Problem to solve
Look through the entries below and count the lines with the word "BLACK" in them; give only the number.
···
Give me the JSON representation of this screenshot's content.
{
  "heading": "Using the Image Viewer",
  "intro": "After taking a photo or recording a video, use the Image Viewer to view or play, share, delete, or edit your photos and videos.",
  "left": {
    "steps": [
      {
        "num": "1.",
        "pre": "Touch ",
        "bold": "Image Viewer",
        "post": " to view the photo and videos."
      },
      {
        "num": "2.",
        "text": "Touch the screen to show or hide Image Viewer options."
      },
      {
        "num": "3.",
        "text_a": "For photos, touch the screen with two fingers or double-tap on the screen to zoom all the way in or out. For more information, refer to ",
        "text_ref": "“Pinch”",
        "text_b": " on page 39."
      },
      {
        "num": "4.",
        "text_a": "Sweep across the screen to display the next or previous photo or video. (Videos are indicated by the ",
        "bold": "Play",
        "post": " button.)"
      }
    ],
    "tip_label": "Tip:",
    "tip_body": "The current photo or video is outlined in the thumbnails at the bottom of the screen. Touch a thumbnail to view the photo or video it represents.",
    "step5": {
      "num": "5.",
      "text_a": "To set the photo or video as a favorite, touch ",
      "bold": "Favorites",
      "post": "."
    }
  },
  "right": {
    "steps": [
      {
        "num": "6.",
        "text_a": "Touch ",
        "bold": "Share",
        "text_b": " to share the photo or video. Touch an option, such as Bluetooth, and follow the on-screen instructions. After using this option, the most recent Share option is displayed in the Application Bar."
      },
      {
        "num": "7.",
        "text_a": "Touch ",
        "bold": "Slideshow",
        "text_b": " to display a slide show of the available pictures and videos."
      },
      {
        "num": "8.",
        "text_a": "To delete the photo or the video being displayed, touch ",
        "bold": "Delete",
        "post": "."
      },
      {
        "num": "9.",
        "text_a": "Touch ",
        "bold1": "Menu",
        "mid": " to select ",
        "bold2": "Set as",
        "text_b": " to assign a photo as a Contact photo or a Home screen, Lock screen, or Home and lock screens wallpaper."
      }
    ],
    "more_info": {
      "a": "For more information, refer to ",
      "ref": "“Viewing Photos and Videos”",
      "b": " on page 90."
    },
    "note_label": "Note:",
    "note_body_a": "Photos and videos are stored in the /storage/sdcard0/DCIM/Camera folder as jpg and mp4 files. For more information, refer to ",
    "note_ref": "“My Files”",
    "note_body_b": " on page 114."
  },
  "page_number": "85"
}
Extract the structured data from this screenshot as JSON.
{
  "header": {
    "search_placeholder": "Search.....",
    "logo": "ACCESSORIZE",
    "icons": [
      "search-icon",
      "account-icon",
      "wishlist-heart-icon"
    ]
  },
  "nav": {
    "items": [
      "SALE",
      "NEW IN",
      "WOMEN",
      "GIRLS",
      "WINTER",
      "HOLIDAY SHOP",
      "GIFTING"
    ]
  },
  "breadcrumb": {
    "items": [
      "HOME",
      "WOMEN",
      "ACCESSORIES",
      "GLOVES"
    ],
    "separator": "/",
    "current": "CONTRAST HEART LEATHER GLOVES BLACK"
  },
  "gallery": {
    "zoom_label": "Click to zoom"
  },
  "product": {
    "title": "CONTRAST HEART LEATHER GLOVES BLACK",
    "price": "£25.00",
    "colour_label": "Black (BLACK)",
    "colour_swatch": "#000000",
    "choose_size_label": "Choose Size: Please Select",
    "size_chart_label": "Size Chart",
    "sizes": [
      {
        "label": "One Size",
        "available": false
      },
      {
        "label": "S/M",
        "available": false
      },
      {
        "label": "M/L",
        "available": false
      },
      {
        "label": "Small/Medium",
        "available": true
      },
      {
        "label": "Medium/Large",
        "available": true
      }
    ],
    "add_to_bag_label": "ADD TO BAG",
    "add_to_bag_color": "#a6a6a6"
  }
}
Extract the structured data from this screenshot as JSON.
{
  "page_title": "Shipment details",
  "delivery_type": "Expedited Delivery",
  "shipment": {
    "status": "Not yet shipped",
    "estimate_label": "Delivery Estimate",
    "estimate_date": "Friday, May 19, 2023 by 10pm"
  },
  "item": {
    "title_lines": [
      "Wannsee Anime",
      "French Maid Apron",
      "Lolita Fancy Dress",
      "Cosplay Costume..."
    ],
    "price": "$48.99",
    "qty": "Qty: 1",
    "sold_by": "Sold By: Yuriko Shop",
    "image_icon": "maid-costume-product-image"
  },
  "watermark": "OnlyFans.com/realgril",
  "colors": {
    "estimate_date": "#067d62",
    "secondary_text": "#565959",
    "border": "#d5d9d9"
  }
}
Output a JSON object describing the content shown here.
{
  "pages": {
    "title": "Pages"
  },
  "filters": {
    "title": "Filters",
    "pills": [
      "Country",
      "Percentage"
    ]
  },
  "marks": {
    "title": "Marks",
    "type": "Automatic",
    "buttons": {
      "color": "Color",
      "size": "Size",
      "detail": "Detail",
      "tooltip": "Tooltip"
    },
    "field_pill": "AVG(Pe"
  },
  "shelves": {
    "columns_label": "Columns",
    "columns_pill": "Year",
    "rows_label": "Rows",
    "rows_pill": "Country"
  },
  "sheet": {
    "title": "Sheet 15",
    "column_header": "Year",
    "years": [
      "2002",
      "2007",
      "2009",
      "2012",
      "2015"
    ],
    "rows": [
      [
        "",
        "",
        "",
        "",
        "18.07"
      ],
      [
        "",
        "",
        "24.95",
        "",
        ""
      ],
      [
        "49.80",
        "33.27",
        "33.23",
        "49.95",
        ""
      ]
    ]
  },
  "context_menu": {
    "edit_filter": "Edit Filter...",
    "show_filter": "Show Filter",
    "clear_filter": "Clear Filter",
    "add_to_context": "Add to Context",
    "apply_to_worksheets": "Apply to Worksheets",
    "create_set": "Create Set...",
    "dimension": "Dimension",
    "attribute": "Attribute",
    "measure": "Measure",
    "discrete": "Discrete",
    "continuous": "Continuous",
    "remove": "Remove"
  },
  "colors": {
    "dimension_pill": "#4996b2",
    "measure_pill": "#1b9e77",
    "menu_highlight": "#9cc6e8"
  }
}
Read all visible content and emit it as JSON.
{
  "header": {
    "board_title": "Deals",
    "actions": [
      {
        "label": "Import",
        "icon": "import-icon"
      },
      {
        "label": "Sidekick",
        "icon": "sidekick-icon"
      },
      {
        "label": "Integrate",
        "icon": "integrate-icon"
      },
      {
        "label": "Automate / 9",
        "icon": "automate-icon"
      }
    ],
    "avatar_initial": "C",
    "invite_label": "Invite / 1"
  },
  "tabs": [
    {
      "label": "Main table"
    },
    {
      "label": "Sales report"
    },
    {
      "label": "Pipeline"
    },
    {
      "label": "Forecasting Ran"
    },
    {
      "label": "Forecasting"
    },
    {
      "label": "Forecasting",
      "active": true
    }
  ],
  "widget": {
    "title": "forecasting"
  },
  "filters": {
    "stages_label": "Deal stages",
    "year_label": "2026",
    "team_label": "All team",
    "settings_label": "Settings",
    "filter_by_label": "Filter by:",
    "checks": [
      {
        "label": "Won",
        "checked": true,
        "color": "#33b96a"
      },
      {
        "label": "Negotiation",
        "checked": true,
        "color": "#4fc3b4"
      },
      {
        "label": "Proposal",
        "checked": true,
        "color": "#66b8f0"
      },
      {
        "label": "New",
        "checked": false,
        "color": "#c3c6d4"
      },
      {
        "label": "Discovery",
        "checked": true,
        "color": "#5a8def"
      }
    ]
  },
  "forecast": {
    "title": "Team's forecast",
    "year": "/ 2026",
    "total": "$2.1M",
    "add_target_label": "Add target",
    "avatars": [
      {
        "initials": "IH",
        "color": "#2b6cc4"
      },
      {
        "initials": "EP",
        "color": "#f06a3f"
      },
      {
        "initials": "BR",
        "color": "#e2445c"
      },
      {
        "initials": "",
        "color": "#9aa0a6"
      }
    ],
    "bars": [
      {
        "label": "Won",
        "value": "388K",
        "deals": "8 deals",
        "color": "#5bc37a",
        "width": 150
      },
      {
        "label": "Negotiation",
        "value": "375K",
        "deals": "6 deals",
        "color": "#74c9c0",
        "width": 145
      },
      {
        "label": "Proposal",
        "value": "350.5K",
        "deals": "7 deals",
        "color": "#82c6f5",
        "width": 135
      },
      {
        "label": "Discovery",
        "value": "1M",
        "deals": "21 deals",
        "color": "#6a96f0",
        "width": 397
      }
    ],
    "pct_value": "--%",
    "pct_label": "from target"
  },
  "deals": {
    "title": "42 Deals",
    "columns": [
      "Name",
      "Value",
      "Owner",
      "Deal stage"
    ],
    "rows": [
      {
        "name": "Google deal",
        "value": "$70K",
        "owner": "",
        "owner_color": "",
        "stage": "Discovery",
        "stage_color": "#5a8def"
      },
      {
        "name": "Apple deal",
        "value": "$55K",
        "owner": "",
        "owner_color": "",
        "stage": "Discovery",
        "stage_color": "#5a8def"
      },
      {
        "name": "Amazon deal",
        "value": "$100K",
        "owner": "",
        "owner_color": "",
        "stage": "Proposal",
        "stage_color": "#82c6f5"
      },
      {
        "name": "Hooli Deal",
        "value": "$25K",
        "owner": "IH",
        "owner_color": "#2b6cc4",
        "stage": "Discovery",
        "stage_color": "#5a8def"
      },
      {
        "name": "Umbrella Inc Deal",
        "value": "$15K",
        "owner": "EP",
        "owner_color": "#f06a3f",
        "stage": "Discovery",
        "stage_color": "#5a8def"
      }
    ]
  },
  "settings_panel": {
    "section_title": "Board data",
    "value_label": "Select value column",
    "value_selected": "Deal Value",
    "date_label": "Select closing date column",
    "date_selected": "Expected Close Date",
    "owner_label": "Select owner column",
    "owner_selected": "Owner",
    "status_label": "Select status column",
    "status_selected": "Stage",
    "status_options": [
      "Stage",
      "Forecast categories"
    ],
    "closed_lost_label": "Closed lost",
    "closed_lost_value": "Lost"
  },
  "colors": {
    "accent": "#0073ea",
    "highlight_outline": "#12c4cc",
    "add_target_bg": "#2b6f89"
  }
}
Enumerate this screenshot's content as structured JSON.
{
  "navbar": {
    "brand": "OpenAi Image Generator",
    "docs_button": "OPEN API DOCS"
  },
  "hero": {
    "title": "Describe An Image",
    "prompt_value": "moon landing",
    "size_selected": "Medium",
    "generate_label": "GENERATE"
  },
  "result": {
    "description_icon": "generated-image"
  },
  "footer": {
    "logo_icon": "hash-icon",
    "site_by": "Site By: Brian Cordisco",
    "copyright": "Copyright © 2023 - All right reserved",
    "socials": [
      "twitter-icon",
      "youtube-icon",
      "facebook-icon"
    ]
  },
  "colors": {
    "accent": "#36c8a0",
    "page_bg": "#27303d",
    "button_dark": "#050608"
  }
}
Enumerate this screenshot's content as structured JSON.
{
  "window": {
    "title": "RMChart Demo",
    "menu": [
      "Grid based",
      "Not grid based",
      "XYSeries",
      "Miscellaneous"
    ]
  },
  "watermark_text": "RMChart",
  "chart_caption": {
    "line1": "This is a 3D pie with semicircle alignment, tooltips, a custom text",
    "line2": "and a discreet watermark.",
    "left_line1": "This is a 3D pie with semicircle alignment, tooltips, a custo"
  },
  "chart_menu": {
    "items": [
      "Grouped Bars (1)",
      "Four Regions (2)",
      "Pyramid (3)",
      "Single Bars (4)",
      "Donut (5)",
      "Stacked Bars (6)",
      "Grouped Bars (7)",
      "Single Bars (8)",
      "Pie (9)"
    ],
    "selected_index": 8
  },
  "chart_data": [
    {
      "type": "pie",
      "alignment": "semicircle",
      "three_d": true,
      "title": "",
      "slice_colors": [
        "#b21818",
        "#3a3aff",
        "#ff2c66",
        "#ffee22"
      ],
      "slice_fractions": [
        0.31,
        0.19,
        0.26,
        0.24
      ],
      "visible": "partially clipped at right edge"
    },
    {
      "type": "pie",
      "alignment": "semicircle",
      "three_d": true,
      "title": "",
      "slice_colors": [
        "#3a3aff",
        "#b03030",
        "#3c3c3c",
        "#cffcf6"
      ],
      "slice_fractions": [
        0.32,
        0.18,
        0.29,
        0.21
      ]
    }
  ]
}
···
Result for this task
3